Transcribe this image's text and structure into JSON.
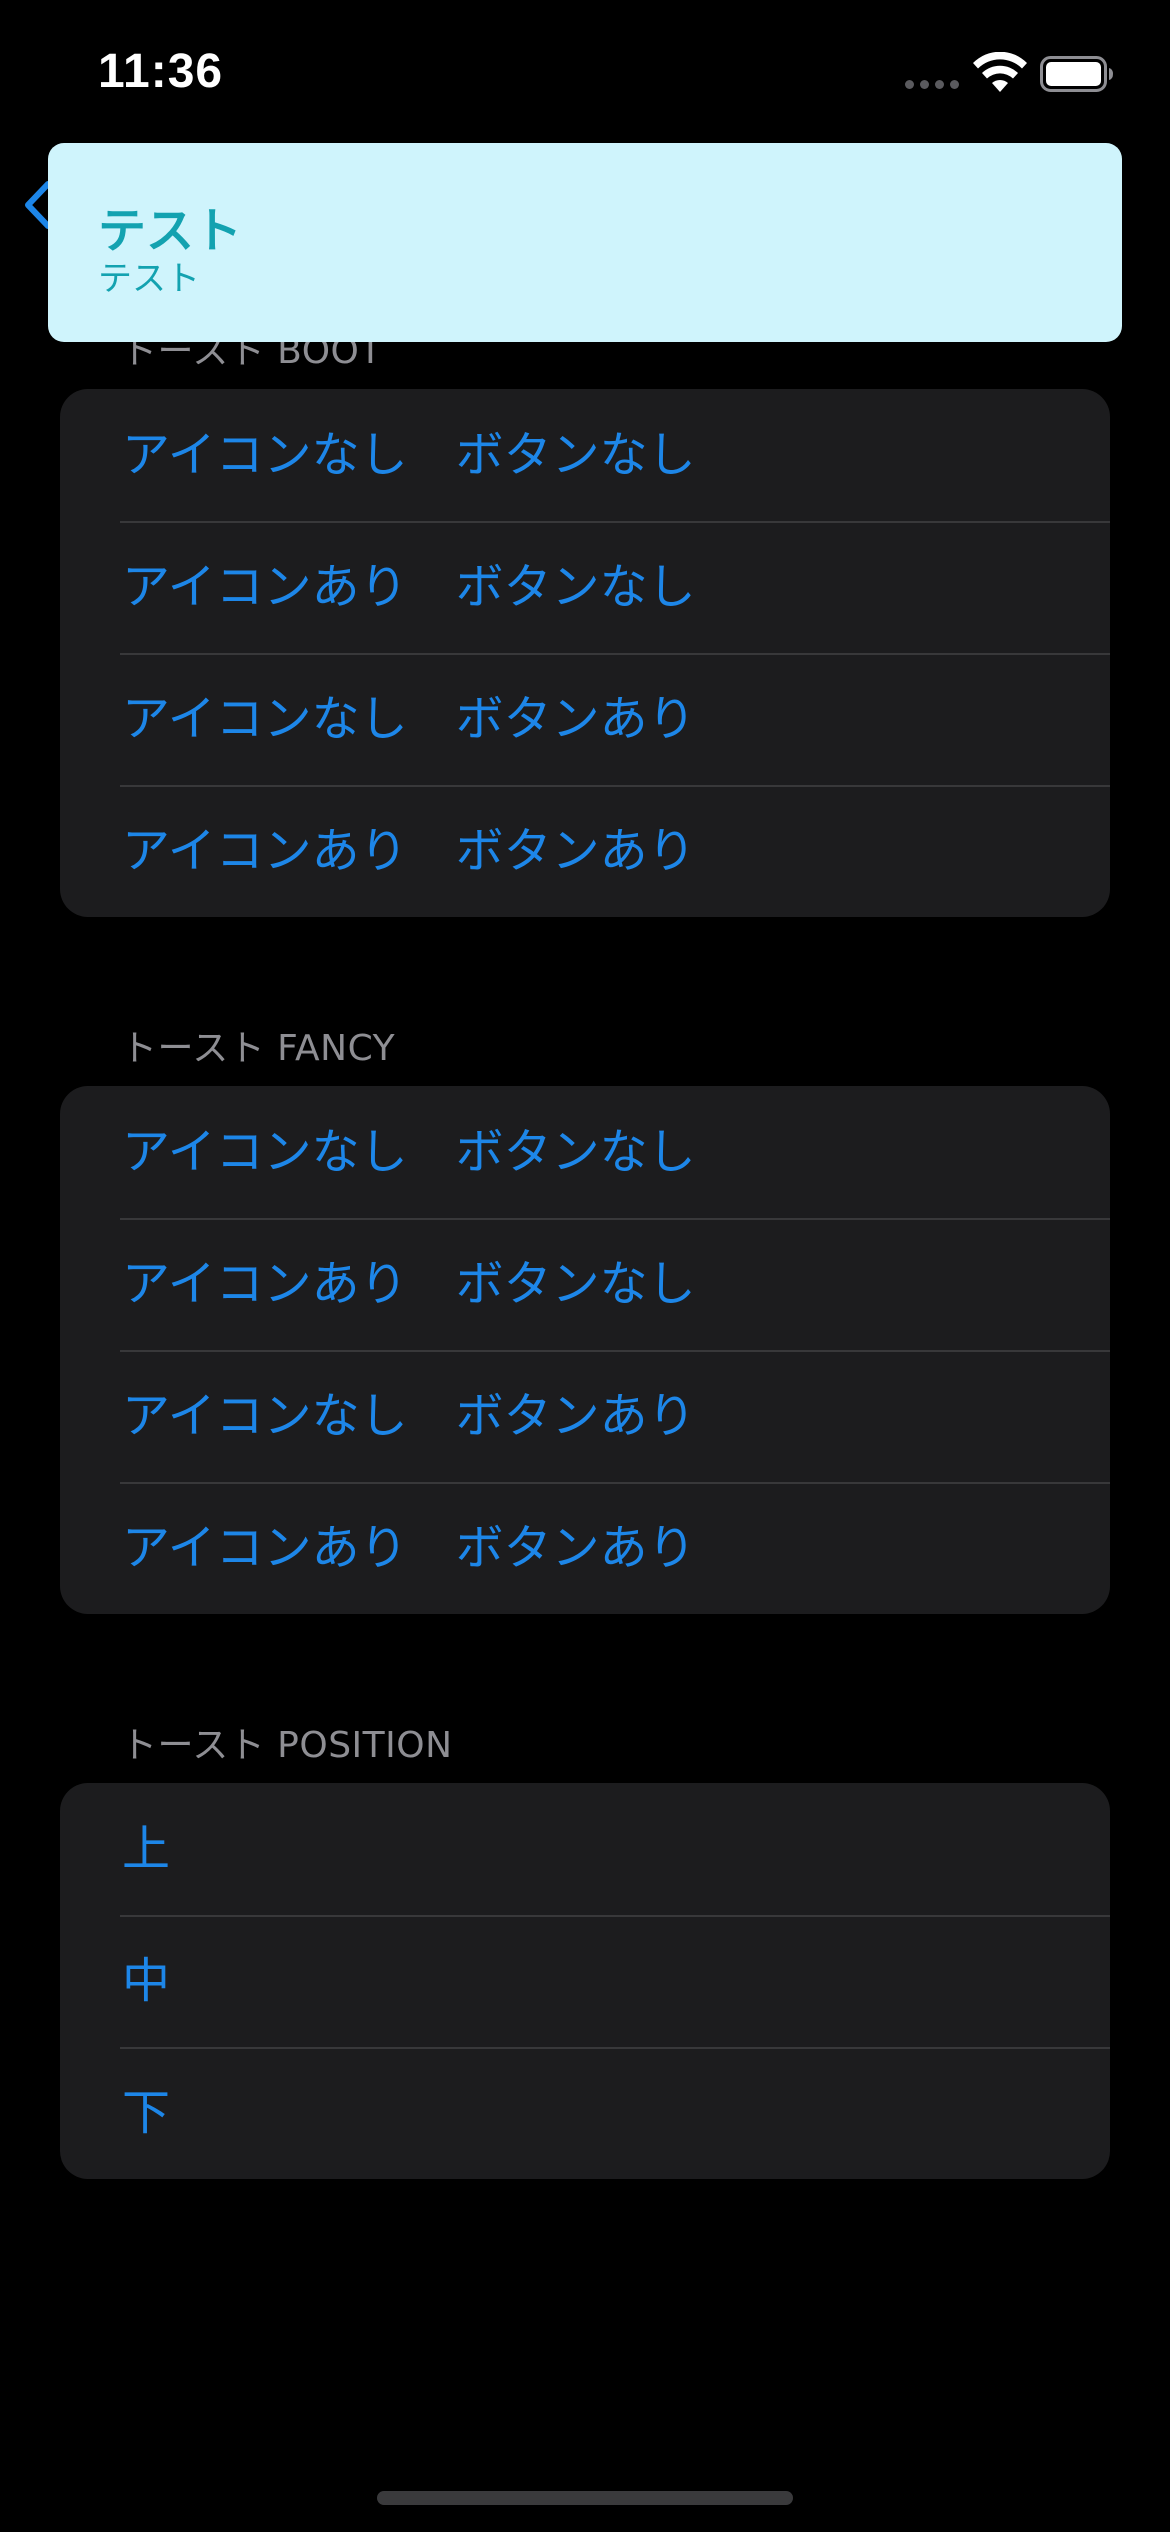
{
  "status_bar": {
    "time": "11:36",
    "signal_icon": "cellular-no-service-dots",
    "wifi_icon": "wifi-icon",
    "battery_icon": "battery-full-icon"
  },
  "nav": {
    "back_icon": "chevron-left-icon"
  },
  "toast": {
    "title": "テスト",
    "subtitle": "テスト",
    "background_color": "#cff4fc",
    "text_color": "#13a2b0"
  },
  "sections": [
    {
      "header": "トースト BOOT",
      "items": [
        "アイコンなし　ボタンなし",
        "アイコンあり　ボタンなし",
        "アイコンなし　ボタンあり",
        "アイコンあり　ボタンあり"
      ]
    },
    {
      "header": "トースト FANCY",
      "items": [
        "アイコンなし　ボタンなし",
        "アイコンあり　ボタンなし",
        "アイコンなし　ボタンあり",
        "アイコンあり　ボタンあり"
      ]
    },
    {
      "header": "トースト POSITION",
      "items": [
        "上",
        "中",
        "下"
      ]
    }
  ],
  "colors": {
    "background": "#000000",
    "group_background": "#1c1c1e",
    "link": "#1d86e8",
    "section_header": "#8e8e93",
    "separator": "#38383a"
  }
}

## WHAT THE TASK ASKS
Retype all the records shown above, character for character. Omit every picture.

## SOLVED PROBLEM
Transcribe this image's text and structure into JSON.
{
  "status_bar": {
    "time": "11:36",
    "signal_icon": "cellular-no-service-dots",
    "wifi_icon": "wifi-icon",
    "battery_icon": "battery-full-icon"
  },
  "nav": {
    "back_icon": "chevron-left-icon"
  },
  "toast": {
    "title": "テスト",
    "subtitle": "テスト",
    "background_color": "#cff4fc",
    "text_color": "#13a2b0"
  },
  "sections": [
    {
      "header": "トースト BOOT",
      "items": [
        "アイコンなし　ボタンなし",
        "アイコンあり　ボタンなし",
        "アイコンなし　ボタンあり",
        "アイコンあり　ボタンあり"
      ]
    },
    {
      "header": "トースト FANCY",
      "items": [
        "アイコンなし　ボタンなし",
        "アイコンあり　ボタンなし",
        "アイコンなし　ボタンあり",
        "アイコンあり　ボタンあり"
      ]
    },
    {
      "header": "トースト POSITION",
      "items": [
        "上",
        "中",
        "下"
      ]
    }
  ],
  "colors": {
    "background": "#000000",
    "group_background": "#1c1c1e",
    "link": "#1d86e8",
    "section_header": "#8e8e93",
    "separator": "#38383a"
  }
}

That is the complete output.